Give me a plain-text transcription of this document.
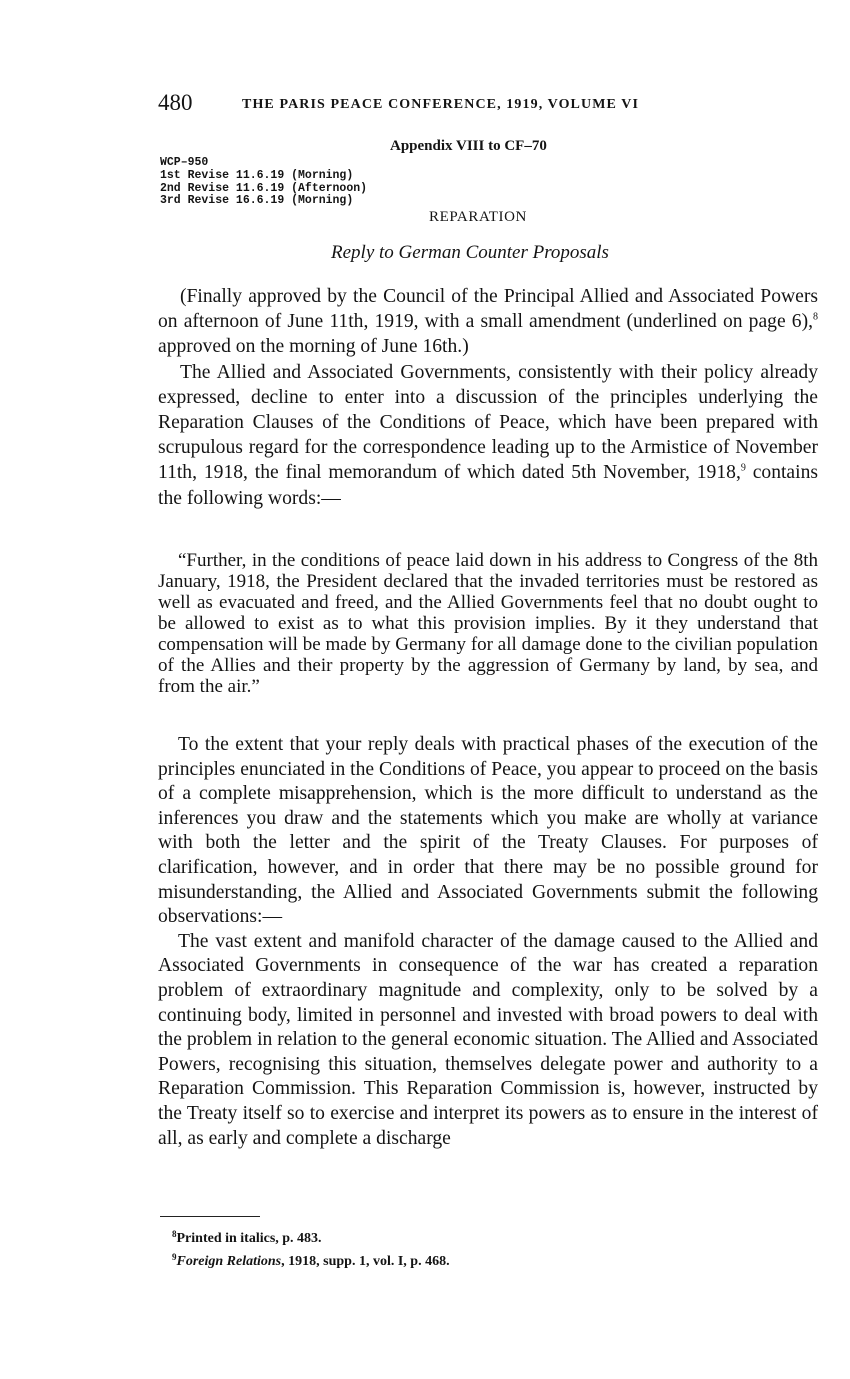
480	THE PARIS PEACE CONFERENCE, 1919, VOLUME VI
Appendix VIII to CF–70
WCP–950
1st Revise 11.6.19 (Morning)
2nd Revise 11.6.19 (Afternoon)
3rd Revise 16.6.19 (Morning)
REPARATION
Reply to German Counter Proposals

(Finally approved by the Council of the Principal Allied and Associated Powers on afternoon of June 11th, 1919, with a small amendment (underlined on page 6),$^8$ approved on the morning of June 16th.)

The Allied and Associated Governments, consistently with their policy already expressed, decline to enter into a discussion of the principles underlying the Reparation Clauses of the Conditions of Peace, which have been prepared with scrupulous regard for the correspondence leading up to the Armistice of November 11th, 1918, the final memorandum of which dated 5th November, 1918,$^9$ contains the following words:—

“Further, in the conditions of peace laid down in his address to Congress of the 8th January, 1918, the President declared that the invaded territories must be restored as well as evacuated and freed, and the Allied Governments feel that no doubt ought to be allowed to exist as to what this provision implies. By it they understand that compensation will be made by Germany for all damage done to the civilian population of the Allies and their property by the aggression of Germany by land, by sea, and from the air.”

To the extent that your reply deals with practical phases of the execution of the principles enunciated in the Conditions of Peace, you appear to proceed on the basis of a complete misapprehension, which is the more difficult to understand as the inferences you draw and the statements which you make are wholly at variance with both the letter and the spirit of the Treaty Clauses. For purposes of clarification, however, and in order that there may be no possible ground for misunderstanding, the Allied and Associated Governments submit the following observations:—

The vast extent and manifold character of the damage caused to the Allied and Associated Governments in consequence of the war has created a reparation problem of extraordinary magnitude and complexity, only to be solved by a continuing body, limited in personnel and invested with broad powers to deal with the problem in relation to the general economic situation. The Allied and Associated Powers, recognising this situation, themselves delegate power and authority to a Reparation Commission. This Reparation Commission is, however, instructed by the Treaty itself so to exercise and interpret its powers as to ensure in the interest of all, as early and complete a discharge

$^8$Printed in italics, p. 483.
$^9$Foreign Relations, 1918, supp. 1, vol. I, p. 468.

==========

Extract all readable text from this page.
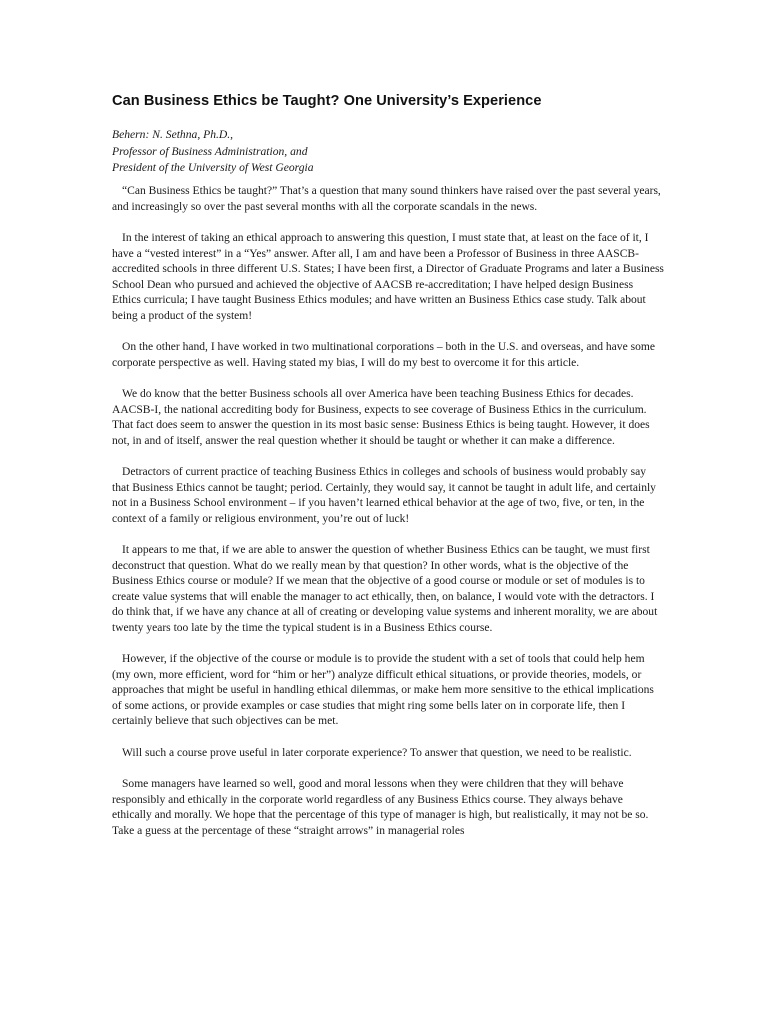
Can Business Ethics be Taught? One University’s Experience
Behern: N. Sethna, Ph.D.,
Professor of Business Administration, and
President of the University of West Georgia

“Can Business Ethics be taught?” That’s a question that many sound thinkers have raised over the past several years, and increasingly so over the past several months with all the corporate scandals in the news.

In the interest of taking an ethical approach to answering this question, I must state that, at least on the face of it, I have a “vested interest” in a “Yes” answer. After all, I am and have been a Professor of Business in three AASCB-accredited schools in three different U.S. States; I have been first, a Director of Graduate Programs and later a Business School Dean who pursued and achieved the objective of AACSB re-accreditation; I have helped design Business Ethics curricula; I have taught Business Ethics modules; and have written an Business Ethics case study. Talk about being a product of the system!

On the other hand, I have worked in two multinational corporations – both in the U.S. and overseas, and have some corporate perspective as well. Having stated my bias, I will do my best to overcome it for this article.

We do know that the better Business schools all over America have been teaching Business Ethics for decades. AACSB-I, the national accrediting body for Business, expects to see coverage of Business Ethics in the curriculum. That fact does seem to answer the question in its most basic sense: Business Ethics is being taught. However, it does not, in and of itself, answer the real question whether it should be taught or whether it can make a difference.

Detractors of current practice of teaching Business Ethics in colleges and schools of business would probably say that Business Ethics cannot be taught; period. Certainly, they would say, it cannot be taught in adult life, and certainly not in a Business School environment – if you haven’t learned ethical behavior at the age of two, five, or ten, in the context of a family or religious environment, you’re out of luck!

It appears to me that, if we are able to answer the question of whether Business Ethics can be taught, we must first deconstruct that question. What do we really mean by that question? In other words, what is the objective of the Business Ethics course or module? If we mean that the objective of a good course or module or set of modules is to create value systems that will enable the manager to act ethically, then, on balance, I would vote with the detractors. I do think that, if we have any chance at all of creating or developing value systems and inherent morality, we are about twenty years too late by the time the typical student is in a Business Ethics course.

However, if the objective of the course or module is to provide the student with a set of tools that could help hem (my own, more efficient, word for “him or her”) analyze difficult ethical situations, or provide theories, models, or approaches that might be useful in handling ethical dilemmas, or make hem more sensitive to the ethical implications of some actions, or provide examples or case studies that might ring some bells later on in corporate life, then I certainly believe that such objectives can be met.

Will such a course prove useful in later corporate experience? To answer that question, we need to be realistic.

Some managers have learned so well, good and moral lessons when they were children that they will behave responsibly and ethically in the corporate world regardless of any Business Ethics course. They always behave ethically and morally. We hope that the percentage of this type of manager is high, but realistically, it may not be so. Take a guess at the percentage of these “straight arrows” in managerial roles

==========

Extract from the material all lines containing the string "Revise".

1st Revise 11.6.19 (Morning)
2nd Revise 11.6.19 (Afternoon)
3rd Revise 16.6.19 (Morning)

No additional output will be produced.